WHAT YOU HAVE TO DO
Number the lines in the records below as a list, without blank lines or pictures.

SUPPLIED INFORMATION
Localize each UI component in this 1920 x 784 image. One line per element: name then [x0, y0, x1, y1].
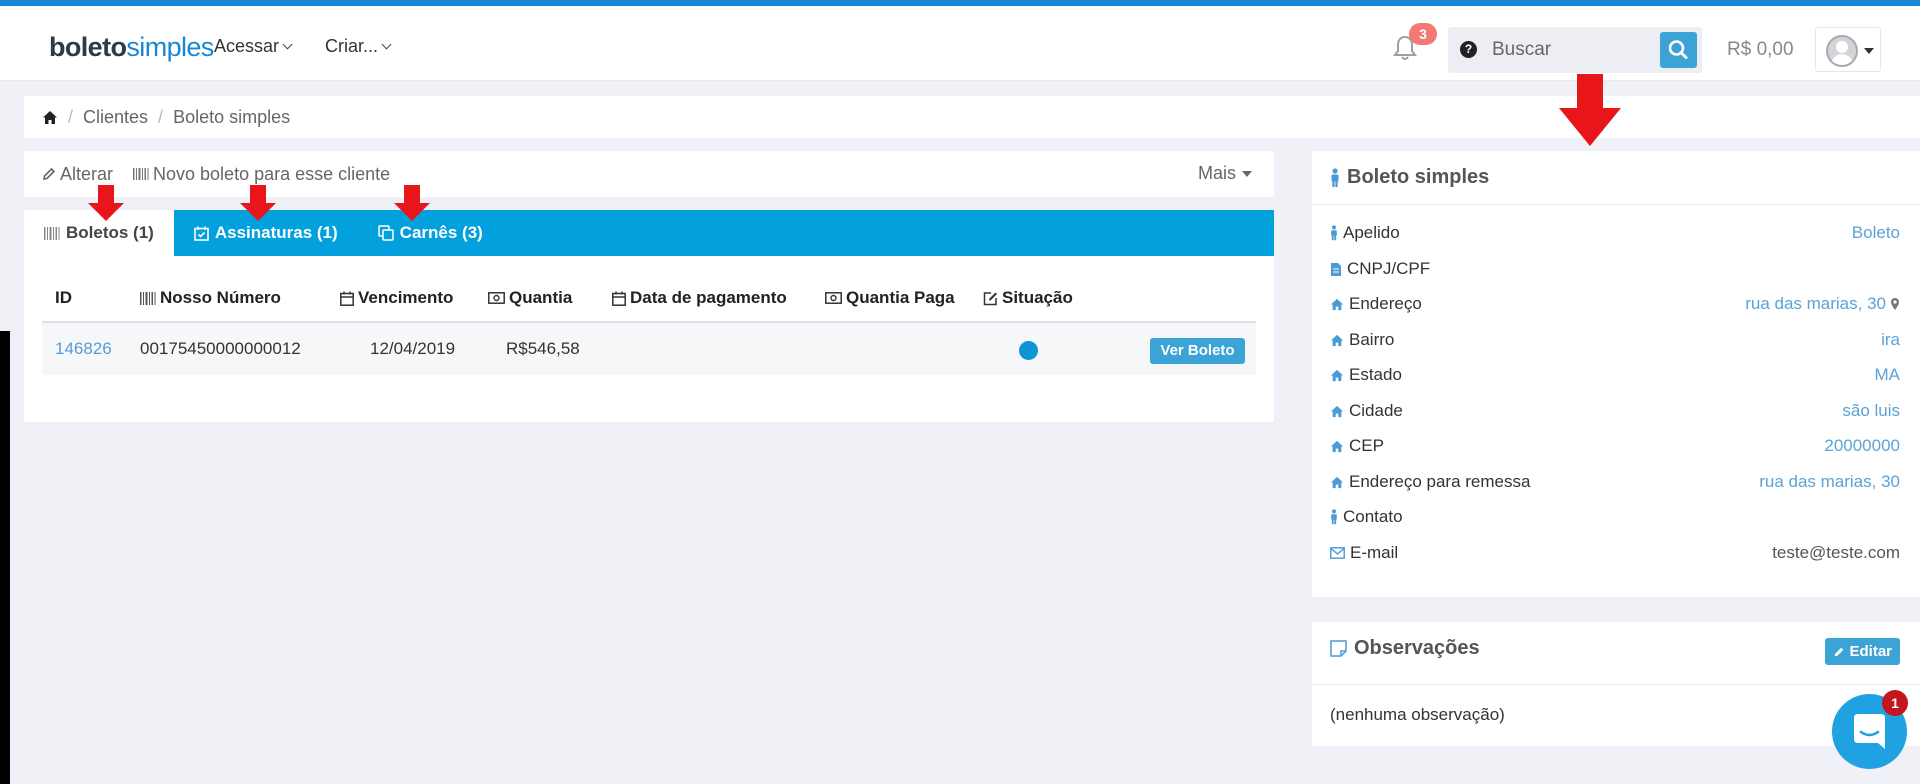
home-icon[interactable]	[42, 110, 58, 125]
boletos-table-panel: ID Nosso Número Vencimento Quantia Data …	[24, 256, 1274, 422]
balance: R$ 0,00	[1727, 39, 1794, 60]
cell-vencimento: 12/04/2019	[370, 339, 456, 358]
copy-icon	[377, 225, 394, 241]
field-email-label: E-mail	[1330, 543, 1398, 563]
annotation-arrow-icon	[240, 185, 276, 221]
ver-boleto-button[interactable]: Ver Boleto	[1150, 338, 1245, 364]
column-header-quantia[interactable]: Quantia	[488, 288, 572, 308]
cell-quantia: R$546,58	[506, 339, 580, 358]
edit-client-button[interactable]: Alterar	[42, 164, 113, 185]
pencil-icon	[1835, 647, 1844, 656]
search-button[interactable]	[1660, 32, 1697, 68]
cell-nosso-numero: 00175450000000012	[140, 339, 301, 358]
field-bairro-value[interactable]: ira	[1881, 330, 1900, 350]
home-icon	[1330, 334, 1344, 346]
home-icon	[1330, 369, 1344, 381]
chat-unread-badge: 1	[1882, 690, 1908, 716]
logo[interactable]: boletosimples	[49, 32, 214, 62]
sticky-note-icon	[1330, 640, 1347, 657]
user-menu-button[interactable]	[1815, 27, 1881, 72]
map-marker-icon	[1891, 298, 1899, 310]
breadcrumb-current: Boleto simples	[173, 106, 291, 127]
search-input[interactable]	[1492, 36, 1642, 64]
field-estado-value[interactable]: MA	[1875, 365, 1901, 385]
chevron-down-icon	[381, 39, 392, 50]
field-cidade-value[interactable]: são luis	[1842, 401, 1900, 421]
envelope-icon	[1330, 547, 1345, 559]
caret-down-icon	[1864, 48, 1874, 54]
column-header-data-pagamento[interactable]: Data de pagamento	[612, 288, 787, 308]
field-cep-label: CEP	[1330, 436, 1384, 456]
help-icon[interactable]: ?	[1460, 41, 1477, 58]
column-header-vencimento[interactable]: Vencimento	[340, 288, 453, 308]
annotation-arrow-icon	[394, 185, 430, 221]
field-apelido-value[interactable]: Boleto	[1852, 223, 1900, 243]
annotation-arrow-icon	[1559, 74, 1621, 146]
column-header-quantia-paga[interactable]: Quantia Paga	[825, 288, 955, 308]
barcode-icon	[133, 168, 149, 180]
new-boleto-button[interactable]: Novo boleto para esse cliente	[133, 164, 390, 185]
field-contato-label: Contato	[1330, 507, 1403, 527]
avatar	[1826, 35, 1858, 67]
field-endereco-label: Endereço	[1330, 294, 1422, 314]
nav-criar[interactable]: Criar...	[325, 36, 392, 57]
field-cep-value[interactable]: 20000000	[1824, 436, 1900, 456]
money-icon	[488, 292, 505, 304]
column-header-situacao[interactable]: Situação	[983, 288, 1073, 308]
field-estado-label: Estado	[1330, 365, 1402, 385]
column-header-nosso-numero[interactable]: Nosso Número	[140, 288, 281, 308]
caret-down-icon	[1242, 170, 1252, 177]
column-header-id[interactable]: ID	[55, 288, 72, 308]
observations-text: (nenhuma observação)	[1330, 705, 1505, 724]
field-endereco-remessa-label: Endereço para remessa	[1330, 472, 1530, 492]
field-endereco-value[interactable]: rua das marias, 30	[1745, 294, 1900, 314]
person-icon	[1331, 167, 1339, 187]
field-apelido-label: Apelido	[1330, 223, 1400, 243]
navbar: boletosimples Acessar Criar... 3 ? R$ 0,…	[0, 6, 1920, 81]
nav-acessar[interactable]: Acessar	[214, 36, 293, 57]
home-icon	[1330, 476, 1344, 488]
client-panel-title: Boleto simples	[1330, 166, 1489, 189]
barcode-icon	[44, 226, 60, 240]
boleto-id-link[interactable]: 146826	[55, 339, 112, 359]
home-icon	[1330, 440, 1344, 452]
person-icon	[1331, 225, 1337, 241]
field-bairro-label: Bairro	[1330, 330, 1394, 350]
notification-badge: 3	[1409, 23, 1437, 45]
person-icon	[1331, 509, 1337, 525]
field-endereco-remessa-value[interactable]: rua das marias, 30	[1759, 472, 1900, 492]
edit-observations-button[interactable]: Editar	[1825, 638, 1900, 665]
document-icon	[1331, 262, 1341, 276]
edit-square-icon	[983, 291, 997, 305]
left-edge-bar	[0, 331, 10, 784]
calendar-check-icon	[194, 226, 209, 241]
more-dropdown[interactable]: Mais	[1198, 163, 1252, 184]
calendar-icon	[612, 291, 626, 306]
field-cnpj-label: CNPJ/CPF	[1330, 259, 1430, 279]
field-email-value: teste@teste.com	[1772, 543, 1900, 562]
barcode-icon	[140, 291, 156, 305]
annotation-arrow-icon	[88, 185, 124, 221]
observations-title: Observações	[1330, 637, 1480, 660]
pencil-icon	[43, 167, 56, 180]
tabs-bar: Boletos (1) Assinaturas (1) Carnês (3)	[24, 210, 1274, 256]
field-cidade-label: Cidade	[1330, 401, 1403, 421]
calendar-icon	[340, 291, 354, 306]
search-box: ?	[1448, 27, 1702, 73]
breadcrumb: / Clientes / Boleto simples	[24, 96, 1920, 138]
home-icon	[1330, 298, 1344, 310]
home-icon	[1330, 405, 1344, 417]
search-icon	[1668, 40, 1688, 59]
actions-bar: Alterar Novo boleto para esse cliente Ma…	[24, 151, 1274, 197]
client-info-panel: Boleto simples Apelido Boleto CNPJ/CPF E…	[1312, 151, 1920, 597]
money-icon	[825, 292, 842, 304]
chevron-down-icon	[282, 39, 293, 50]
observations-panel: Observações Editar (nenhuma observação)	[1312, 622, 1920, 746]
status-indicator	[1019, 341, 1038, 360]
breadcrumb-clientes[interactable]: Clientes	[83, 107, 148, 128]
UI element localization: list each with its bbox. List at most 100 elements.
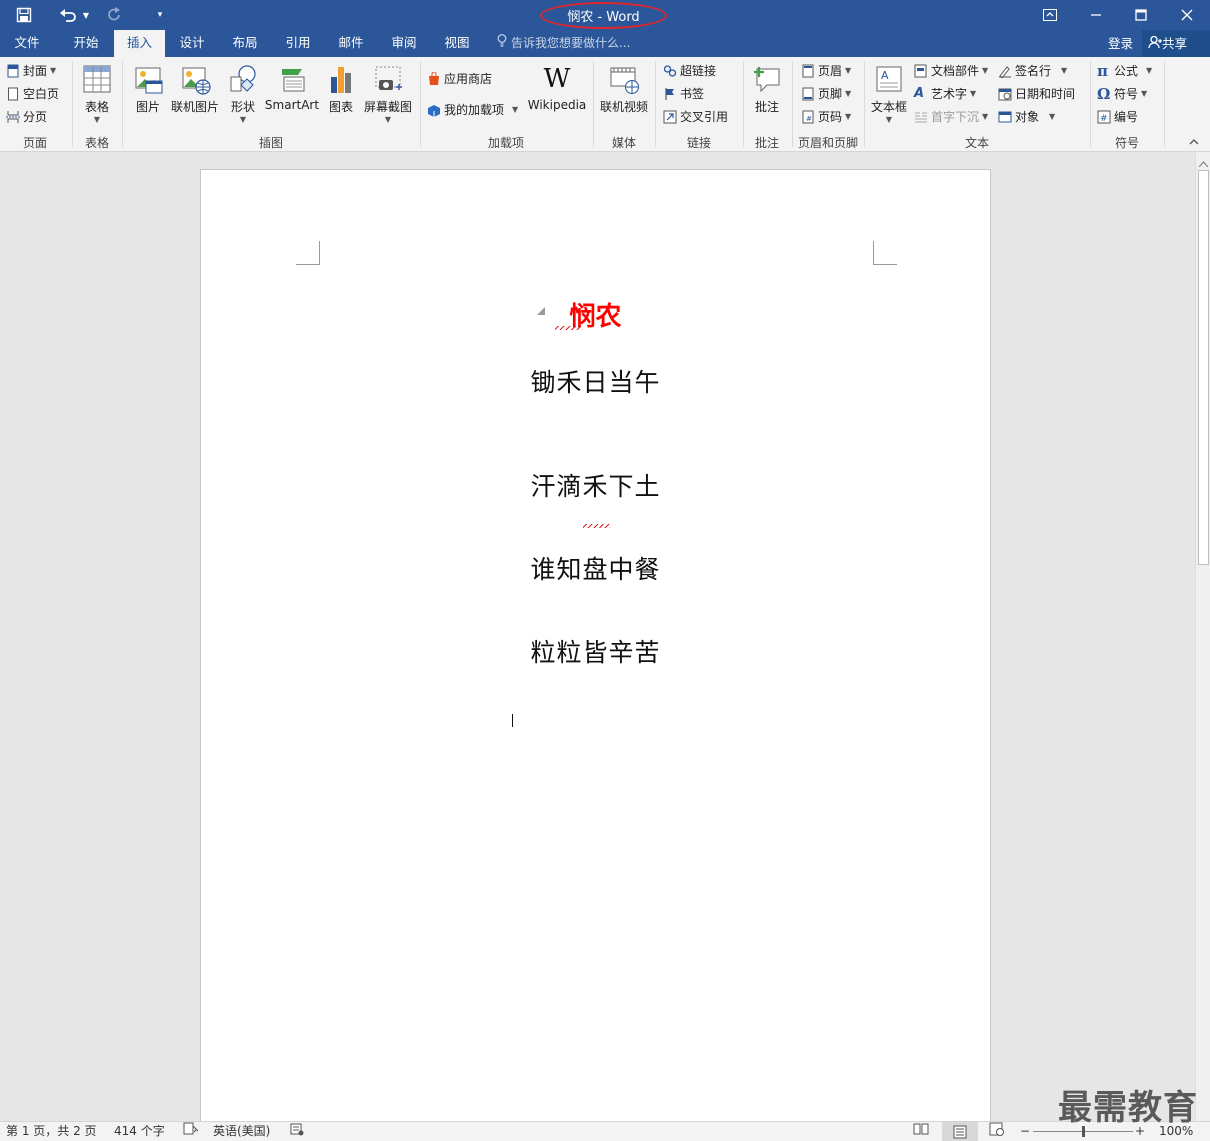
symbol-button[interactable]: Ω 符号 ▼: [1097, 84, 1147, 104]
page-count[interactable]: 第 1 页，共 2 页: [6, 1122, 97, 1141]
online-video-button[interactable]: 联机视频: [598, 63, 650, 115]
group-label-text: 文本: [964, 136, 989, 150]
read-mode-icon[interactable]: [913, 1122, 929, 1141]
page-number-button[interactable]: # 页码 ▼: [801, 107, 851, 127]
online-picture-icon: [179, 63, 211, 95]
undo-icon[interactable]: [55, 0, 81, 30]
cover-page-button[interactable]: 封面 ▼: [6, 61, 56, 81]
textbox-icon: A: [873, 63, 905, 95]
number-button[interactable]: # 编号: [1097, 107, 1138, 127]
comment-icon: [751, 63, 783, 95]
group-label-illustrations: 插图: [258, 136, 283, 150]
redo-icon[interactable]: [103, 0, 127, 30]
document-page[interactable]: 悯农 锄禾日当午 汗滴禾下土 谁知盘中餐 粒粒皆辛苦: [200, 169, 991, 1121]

REPLY
1. Localize each UI component in this 1920 x 784 image. One line per element: name then [x0, y0, x1, y1].
2. home-icon[interactable]	[42, 110, 58, 125]
3. boletos-table-panel: ID Nosso Número Vencimento Quantia Data …	[24, 256, 1274, 422]
4. balance: R$ 0,00	[1727, 39, 1794, 60]
5. cell-vencimento: 12/04/2019	[370, 339, 456, 358]
6. copy-icon	[377, 225, 394, 241]
7. field-email-label: E-mail	[1330, 543, 1398, 563]
8. annotation-arrow-icon	[240, 185, 276, 221]
9. ver-boleto-button[interactable]: Ver Boleto	[1150, 338, 1245, 364]
10. column-header-quantia[interactable]: Quantia	[488, 288, 572, 308]
11. cell-quantia: R$546,58	[506, 339, 580, 358]
12. edit-client-button[interactable]: Alterar	[42, 164, 113, 185]
13. pencil-icon	[1835, 647, 1844, 656]
14. search-button[interactable]	[1660, 32, 1697, 68]
15. cell-nosso-numero: 00175450000000012	[140, 339, 301, 358]
16. field-bairro-value[interactable]: ira	[1881, 330, 1900, 350]
17. home-icon	[1330, 334, 1344, 346]
18. home-icon	[1330, 369, 1344, 381]
19. chat-unread-badge: 1	[1882, 690, 1908, 716]
20. logo[interactable]: boletosimples	[49, 32, 214, 62]
21. sticky-note-icon	[1330, 640, 1347, 657]
22. user-menu-button[interactable]	[1815, 27, 1881, 72]
23. map-marker-icon	[1891, 298, 1899, 310]
24. breadcrumb-current: Boleto simples	[173, 106, 291, 127]
25. search-input[interactable]	[1492, 36, 1642, 64]
26. field-estado-value[interactable]: MA	[1875, 365, 1901, 385]
27. chevron-down-icon	[381, 39, 392, 50]
28. field-cidade-value[interactable]: são luis	[1842, 401, 1900, 421]
29. envelope-icon	[1330, 547, 1345, 559]
30. caret-down-icon	[1864, 48, 1874, 54]
31. column-header-data-pagamento[interactable]: Data de pagamento	[612, 288, 787, 308]
32. field-cep-label: CEP	[1330, 436, 1384, 456]
33. help-icon[interactable]: ?	[1460, 41, 1477, 58]
34. column-header-vencimento[interactable]: Vencimento	[340, 288, 453, 308]
35. annotation-arrow-icon	[394, 185, 430, 221]
36. field-apelido-value[interactable]: Boleto	[1852, 223, 1900, 243]
37. annotation-arrow-icon	[1559, 74, 1621, 146]
38. column-header-quantia-paga[interactable]: Quantia Paga	[825, 288, 955, 308]
39. barcode-icon	[133, 168, 149, 180]
40. new-boleto-button[interactable]: Novo boleto para esse cliente	[133, 164, 390, 185]
41. field-contato-label: Contato	[1330, 507, 1403, 527]
42. avatar	[1826, 35, 1858, 67]
43. field-endereco-label: Endereço	[1330, 294, 1422, 314]
44. nav-criar[interactable]: Criar...	[325, 36, 392, 57]
45. field-cep-value[interactable]: 20000000	[1824, 436, 1900, 456]
46. money-icon	[488, 292, 505, 304]
47. column-header-situacao[interactable]: Situação	[983, 288, 1073, 308]
48. field-estado-label: Estado	[1330, 365, 1402, 385]
49. column-header-nosso-numero[interactable]: Nosso Número	[140, 288, 281, 308]
50. caret-down-icon	[1242, 170, 1252, 177]
51. column-header-id[interactable]: ID	[55, 288, 72, 308]
52. observations-text: (nenhuma observação)	[1330, 705, 1505, 724]
53. field-endereco-remessa-label: Endereço para remessa	[1330, 472, 1530, 492]
54. field-endereco-value[interactable]: rua das marias, 30	[1745, 294, 1900, 314]
55. person-icon	[1331, 167, 1339, 187]
56. field-apelido-label: Apelido	[1330, 223, 1400, 243]
57. navbar: boletosimples Acessar Criar... 3 ? R$ 0,…	[0, 6, 1920, 81]
58. nav-acessar[interactable]: Acessar	[214, 36, 293, 57]
59. home-icon	[1330, 476, 1344, 488]
60. client-panel-title: Boleto simples	[1330, 166, 1489, 189]
61. barcode-icon	[44, 226, 60, 240]
62. boleto-id-link[interactable]: 146826	[55, 339, 112, 359]
63. home-icon	[1330, 440, 1344, 452]
64. person-icon	[1331, 225, 1337, 241]
65. field-bairro-label: Bairro	[1330, 330, 1394, 350]
66. notification-badge: 3	[1409, 23, 1437, 45]
67. person-icon	[1331, 509, 1337, 525]
68. field-endereco-remessa-value[interactable]: rua das marias, 30	[1759, 472, 1900, 492]
69. edit-observations-button[interactable]: Editar	[1825, 638, 1900, 665]
70. document-icon	[1331, 262, 1341, 276]
71. edit-square-icon	[983, 291, 997, 305]
72. left-edge-bar	[0, 331, 10, 784]
73. calendar-check-icon	[194, 226, 209, 241]
74. more-dropdown[interactable]: Mais	[1198, 163, 1252, 184]
75. calendar-icon	[612, 291, 626, 306]
76. field-cnpj-label: CNPJ/CPF	[1330, 259, 1430, 279]
77. field-email-value: teste@teste.com	[1772, 543, 1900, 562]
78. barcode-icon	[140, 291, 156, 305]
79. annotation-arrow-icon	[88, 185, 124, 221]
80. observations-title: Observações	[1330, 637, 1480, 660]
81. pencil-icon	[43, 167, 56, 180]
82. tabs-bar: Boletos (1) Assinaturas (1) Carnês (3)	[24, 210, 1274, 256]
83. field-cidade-label: Cidade	[1330, 401, 1403, 421]
84. calendar-icon	[340, 291, 354, 306]
85. search-box: ?	[1448, 27, 1702, 73]
86. breadcrumb: / Clientes / Boleto simples	[24, 96, 1920, 138]
87. home-icon	[1330, 298, 1344, 310]
88. home-icon	[1330, 405, 1344, 417]
89. search-icon	[1668, 40, 1688, 59]
90. actions-bar: Alterar Novo boleto para esse cliente Ma…	[24, 151, 1274, 197]
91. client-info-panel: Boleto simples Apelido Boleto CNPJ/CPF E…	[1312, 151, 1920, 597]
92. money-icon	[825, 292, 842, 304]
93. chevron-down-icon	[282, 39, 293, 50]
94. observations-panel: Observações Editar (nenhuma observação)	[1312, 622, 1920, 746]
95. status-indicator	[1019, 341, 1038, 360]
96. breadcrumb-clientes[interactable]: Clientes	[83, 107, 148, 128]
97. UI element localization: list each with its bbox. List at most 100 elements.
98. symbol-button[interactable]: Ω 符号 ▼: [1097, 84, 1147, 104]
99. page-count[interactable]: 第 1 页，共 2 页: [6, 1122, 97, 1141]
100. online-video-button[interactable]: 联机视频: [598, 63, 650, 115]
101. group-label-text: 文本: [964, 136, 989, 150]
102. read-mode-icon[interactable]: [913, 1122, 929, 1141]
103. page-number-button[interactable]: # 页码 ▼: [801, 107, 851, 127]
104. online-picture-icon: [179, 63, 211, 95]
105. undo-icon[interactable]: [55, 0, 81, 30]
106. cover-page-button[interactable]: 封面 ▼: [6, 61, 56, 81]
107. textbox-icon: A: [873, 63, 905, 95]
108. number-button[interactable]: # 编号: [1097, 107, 1138, 127]
109. comment-icon: [751, 63, 783, 95]
110. group-label-illustrations: 插图: [258, 136, 283, 150]
111. redo-icon[interactable]: [103, 0, 127, 30]
112. document-page[interactable]: 悯农 锄禾日当午 汗滴禾下土 谁知盘中餐 粒粒皆辛苦: [200, 169, 991, 1121]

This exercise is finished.